*** SOURCE DATA ***
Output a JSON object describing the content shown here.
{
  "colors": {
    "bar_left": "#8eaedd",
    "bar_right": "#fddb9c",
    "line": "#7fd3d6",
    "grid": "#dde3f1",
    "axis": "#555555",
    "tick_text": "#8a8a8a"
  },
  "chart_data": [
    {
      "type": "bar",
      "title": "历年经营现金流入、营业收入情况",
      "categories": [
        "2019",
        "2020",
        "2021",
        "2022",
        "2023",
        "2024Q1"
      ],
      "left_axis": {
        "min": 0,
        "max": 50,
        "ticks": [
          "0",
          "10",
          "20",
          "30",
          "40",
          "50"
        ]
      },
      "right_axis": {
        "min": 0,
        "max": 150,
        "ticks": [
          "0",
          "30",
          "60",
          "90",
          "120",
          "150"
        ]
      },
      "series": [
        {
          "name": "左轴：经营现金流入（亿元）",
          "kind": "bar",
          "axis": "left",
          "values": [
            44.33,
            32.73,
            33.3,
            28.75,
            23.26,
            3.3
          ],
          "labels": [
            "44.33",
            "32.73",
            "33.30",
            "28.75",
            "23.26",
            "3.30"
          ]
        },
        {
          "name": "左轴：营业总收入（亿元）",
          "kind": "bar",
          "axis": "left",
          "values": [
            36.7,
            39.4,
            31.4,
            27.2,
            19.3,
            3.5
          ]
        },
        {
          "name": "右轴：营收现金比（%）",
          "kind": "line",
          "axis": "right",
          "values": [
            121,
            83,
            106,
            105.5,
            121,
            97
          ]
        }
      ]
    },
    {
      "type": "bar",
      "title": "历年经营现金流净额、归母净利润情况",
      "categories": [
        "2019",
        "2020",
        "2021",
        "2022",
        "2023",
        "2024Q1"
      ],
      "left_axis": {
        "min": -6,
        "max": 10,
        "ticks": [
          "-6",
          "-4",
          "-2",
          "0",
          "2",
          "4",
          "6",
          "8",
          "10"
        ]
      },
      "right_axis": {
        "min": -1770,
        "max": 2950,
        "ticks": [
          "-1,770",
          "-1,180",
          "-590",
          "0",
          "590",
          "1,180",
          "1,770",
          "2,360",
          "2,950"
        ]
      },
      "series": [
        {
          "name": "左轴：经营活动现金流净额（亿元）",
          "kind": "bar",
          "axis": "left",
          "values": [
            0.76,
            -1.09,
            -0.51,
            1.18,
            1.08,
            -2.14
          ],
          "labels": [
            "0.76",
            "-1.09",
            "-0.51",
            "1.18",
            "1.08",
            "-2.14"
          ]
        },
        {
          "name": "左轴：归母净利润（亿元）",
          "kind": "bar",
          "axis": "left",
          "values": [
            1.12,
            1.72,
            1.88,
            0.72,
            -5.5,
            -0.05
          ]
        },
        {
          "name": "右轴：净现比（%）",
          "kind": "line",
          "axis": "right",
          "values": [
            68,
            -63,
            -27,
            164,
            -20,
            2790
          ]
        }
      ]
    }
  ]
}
***
PROBLEM TO WORK ON → From the data above, gather every line that includes the word "title".

THE SOLUTION →
      "title": "历年经营现金流入、营业收入情况",
      "title": "历年经营现金流净额、归母净利润情况",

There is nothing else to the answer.